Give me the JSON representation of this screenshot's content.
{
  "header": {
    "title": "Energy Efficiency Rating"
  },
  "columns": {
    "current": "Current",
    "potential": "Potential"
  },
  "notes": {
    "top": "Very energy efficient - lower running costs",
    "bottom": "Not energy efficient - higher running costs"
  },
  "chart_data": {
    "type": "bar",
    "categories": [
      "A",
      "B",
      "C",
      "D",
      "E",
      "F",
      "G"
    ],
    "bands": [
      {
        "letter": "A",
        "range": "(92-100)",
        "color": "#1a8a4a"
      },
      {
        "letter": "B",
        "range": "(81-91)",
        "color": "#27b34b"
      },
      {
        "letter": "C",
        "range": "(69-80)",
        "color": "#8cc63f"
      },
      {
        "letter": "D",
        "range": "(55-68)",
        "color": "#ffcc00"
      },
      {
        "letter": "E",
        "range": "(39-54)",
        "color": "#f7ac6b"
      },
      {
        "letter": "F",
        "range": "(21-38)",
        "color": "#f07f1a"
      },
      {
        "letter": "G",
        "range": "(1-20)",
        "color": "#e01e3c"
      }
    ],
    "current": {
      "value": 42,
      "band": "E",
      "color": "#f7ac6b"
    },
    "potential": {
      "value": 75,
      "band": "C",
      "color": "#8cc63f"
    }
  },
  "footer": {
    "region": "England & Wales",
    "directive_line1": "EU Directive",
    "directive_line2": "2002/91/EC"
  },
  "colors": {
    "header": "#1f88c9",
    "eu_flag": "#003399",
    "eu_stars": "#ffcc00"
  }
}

- - - - -

TASK TO COMPLETE:
Copy every line of the listing that contains the word "letter".

RESPONSE TO THIS TASK:
        "letter": "A",
        "letter": "B",
        "letter": "C",
        "letter": "D",
        "letter": "E",
        "letter": "F",
        "letter": "G",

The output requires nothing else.